[Collected data]
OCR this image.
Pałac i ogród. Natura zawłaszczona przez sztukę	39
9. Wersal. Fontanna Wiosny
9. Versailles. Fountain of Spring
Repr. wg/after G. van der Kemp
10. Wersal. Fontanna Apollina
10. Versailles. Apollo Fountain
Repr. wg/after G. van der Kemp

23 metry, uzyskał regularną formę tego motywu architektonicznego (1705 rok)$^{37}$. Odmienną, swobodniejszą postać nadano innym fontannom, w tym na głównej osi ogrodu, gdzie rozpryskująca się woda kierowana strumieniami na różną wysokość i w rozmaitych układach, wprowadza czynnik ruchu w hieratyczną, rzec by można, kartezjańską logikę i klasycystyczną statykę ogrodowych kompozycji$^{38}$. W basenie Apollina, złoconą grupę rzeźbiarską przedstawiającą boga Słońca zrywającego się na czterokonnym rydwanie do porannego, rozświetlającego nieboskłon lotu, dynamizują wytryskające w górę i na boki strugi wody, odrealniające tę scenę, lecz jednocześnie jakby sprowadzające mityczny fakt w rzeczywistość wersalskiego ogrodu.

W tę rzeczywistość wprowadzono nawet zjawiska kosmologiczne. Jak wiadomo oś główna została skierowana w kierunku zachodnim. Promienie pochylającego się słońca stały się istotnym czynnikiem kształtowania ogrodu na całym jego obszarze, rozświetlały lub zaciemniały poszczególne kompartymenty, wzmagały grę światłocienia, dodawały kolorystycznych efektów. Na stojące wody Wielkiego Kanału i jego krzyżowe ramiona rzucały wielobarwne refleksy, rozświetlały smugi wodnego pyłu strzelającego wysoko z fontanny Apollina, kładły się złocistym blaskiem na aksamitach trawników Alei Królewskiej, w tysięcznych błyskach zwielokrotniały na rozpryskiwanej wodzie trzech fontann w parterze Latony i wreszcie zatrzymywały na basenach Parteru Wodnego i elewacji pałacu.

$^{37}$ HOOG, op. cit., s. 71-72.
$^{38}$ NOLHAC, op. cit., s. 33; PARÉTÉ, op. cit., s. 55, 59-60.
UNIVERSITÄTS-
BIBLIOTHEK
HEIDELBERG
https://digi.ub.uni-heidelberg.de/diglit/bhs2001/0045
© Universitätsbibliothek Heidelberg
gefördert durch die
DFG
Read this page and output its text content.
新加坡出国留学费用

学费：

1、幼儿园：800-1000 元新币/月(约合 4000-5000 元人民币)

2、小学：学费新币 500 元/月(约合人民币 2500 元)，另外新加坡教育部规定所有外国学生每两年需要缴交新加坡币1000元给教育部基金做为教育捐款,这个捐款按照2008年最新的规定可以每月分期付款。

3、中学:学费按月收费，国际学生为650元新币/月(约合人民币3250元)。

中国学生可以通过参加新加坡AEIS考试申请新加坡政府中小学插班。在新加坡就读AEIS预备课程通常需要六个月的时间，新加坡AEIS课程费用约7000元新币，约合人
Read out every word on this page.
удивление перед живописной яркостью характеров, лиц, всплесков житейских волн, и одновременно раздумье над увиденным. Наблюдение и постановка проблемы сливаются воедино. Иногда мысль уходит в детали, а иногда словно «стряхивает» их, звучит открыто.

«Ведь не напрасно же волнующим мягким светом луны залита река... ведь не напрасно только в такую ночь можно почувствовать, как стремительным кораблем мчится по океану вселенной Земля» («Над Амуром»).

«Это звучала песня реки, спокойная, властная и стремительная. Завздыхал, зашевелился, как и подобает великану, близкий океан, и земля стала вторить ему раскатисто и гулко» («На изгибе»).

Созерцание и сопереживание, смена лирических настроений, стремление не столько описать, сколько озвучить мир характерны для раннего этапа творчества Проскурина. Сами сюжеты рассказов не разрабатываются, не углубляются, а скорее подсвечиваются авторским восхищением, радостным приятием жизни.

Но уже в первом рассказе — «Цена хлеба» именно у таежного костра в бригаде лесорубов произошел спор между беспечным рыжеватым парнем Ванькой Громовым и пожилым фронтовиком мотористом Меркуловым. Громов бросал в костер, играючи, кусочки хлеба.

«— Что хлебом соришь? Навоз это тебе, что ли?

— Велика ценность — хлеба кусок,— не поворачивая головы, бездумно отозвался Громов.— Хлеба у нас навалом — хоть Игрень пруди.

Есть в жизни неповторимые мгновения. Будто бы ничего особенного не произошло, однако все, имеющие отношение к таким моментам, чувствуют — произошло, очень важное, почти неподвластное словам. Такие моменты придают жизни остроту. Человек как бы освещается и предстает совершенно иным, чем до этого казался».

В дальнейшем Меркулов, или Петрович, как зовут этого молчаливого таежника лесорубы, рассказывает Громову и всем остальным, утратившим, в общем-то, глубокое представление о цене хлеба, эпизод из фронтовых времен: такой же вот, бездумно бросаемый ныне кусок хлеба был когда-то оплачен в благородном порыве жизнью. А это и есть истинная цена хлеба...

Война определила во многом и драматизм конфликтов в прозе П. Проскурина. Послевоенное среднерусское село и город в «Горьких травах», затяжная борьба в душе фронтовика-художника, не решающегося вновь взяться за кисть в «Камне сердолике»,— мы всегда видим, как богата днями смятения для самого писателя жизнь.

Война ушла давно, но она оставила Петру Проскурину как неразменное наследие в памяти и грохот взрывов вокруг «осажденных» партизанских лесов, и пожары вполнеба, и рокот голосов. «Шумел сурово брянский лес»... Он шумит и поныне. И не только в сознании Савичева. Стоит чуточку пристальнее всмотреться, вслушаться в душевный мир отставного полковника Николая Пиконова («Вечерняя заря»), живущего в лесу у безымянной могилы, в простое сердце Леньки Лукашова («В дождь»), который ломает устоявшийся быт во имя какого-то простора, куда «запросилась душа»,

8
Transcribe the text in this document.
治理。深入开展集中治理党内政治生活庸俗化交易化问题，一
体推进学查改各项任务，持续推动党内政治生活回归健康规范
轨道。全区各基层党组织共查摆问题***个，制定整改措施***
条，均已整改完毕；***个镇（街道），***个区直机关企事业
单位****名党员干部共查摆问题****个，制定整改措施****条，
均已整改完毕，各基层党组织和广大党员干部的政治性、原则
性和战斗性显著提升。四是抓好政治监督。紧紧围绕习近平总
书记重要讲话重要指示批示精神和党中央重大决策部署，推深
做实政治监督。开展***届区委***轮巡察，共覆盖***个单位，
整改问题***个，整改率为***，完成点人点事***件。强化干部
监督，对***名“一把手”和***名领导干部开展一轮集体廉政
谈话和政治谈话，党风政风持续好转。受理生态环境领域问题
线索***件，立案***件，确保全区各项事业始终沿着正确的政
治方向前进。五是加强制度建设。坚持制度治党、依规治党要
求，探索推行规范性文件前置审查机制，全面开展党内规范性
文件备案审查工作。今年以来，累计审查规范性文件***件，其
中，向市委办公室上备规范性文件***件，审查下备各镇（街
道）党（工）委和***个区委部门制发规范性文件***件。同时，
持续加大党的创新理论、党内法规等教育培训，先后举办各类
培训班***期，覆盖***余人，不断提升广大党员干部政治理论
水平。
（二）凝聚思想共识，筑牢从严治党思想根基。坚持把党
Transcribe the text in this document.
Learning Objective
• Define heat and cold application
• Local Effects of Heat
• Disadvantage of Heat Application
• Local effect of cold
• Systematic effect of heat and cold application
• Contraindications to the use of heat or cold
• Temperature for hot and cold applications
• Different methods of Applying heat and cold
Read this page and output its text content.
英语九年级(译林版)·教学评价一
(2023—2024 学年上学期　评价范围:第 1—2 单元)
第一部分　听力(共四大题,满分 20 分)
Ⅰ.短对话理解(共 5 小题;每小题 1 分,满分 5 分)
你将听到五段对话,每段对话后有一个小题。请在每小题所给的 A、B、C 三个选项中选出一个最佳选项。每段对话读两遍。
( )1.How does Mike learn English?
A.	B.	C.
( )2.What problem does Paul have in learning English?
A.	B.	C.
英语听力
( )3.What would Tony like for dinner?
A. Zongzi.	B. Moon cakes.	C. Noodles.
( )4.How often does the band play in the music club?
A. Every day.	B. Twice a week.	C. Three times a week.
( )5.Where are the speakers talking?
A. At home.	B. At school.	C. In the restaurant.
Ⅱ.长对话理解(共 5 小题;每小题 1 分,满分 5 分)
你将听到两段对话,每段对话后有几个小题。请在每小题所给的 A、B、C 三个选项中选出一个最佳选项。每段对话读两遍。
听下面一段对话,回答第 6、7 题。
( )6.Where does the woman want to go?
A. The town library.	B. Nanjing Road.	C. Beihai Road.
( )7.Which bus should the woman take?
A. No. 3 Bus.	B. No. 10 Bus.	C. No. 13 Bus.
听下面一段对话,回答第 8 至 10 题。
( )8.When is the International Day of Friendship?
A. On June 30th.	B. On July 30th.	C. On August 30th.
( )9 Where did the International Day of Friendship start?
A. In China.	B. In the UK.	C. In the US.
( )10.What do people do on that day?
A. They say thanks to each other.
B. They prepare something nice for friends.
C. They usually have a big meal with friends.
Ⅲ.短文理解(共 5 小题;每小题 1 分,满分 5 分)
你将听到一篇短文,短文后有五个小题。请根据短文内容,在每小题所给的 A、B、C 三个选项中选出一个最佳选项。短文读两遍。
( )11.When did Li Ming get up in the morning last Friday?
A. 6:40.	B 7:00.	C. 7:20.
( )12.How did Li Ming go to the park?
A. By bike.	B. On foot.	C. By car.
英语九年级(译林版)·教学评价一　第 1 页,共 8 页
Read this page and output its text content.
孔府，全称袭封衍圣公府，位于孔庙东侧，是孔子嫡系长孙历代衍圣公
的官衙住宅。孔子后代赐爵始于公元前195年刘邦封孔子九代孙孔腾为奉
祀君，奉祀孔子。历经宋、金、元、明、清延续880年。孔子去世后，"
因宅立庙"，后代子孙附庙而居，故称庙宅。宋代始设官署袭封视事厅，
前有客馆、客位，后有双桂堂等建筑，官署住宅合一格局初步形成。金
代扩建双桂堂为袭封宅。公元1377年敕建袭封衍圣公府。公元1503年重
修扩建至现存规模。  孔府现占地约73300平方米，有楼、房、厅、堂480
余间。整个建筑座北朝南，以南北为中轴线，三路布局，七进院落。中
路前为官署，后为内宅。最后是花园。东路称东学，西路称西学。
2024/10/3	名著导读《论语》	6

What needs to be done: Pick out every line above that holds the word "每段对话读两遍" and copy it.

Right answer:
你将听到五段对话,每段对话后有一个小题。请在每小题所给的 A、B、C 三个选项中选出一个最佳选项。每段对话读两遍。
你将听到两段对话,每段对话后有几个小题。请在每小题所给的 A、B、C 三个选项中选出一个最佳选项。每段对话读两遍。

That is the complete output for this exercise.